Part of a data file ▸
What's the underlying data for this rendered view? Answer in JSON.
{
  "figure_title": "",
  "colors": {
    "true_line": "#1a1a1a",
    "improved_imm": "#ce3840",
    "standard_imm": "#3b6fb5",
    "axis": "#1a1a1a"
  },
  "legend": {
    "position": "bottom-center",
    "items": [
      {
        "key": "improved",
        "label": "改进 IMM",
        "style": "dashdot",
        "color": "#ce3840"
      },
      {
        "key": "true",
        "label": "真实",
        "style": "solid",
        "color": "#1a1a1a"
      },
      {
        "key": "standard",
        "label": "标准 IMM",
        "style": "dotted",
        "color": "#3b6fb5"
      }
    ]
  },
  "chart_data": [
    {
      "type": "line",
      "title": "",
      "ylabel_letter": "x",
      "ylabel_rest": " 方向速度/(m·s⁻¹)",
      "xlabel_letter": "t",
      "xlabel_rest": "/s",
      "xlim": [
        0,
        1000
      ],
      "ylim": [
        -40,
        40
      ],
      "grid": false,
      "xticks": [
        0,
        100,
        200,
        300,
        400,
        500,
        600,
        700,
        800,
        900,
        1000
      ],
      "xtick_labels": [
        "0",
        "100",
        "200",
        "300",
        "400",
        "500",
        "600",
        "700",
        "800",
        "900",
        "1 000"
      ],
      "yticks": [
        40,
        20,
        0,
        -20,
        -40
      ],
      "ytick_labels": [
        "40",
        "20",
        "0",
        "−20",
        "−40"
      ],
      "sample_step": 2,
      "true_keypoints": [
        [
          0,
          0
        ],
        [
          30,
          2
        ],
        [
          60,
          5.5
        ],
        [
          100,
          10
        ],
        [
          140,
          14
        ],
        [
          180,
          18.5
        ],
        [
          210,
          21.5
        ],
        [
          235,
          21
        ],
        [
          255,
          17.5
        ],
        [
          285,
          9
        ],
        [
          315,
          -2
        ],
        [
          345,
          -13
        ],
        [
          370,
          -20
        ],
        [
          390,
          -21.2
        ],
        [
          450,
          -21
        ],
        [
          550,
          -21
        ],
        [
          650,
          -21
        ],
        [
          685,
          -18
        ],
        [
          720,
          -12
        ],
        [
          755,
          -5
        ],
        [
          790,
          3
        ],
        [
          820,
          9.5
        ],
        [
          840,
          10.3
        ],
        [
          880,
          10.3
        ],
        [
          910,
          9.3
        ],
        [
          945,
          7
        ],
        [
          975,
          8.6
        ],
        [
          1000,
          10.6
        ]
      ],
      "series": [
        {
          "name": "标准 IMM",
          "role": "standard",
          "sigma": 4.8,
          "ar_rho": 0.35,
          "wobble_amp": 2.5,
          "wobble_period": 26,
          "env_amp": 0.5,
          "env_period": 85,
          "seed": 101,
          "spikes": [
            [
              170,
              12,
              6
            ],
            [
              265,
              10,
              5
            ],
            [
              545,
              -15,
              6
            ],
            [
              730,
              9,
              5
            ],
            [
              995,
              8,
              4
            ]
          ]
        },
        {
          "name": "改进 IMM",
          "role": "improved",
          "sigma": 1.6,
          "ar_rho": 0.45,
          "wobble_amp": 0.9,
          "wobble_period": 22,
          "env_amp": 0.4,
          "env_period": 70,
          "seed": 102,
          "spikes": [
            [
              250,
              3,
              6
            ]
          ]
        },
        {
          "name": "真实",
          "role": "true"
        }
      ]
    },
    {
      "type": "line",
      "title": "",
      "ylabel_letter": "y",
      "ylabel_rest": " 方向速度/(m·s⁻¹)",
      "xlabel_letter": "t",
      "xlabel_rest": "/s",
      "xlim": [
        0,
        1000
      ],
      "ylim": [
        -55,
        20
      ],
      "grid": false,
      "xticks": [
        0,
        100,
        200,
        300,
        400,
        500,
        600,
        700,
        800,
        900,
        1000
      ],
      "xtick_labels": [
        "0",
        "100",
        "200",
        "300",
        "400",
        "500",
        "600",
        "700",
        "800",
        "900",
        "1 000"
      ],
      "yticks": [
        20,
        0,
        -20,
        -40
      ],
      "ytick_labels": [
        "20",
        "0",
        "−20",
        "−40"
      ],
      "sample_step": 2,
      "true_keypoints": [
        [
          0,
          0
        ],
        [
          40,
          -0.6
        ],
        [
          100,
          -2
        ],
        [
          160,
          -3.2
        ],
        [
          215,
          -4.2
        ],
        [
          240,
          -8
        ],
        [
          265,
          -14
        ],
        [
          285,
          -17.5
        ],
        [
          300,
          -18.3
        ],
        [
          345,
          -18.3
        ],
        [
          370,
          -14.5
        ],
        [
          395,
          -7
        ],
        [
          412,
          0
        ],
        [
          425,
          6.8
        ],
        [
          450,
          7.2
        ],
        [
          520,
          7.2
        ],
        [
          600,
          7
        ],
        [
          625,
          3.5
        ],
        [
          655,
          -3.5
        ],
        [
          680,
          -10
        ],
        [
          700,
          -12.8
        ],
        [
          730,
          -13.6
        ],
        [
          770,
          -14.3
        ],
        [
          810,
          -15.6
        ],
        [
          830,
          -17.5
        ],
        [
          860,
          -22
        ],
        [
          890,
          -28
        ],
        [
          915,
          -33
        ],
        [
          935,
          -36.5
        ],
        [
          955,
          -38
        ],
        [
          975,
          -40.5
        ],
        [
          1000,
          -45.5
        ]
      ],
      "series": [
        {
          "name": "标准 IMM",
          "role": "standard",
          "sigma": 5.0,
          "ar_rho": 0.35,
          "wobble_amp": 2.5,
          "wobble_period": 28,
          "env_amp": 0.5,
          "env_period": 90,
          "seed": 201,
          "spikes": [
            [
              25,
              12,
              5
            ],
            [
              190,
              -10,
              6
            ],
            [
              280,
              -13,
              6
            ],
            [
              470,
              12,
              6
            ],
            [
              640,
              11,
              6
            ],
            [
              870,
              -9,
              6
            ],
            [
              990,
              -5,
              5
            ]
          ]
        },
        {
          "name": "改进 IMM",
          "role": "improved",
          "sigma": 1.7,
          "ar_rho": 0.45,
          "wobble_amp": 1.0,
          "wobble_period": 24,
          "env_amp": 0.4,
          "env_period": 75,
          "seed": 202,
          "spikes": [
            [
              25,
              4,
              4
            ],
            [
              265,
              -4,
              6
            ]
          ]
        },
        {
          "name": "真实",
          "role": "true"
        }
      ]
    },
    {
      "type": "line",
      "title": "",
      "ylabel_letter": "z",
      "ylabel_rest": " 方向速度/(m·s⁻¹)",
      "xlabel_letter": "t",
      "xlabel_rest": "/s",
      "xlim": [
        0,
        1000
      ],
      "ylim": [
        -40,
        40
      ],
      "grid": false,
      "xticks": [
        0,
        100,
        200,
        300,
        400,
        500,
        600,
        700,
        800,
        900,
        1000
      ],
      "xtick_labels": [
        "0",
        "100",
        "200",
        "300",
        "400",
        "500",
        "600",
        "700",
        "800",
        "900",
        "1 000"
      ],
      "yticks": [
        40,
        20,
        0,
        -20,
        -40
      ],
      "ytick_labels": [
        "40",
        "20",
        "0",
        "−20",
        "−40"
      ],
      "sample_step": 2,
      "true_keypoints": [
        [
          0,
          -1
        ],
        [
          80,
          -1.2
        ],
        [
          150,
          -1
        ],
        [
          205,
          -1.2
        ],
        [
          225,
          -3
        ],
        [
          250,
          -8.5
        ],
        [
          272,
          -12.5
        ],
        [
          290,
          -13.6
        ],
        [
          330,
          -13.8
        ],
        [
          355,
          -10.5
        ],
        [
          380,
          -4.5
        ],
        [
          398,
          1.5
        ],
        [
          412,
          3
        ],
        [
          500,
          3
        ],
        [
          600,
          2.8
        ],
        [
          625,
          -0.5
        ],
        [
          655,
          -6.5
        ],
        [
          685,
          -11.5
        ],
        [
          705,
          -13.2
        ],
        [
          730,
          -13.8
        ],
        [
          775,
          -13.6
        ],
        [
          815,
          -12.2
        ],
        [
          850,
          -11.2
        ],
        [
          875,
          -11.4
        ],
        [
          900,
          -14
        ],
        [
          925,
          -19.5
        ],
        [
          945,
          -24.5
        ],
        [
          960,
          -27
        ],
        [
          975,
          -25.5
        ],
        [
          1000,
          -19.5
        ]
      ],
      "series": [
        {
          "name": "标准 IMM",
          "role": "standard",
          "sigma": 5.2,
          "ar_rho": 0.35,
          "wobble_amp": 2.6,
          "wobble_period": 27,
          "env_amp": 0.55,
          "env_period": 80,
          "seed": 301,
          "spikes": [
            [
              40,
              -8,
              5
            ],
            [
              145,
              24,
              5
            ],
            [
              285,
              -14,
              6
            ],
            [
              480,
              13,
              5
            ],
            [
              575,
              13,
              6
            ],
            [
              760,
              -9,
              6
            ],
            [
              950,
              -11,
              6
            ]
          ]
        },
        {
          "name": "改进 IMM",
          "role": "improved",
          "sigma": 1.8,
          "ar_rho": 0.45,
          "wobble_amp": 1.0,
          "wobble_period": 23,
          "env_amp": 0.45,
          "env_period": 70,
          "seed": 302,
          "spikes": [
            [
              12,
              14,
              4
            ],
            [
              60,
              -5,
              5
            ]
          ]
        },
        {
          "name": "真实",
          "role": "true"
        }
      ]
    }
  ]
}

Aim ▸ Copy out each line of the listing that holds "style".

Complete answer ▸
        "style": "dashdot",
        "style": "solid",
        "style": "dotted",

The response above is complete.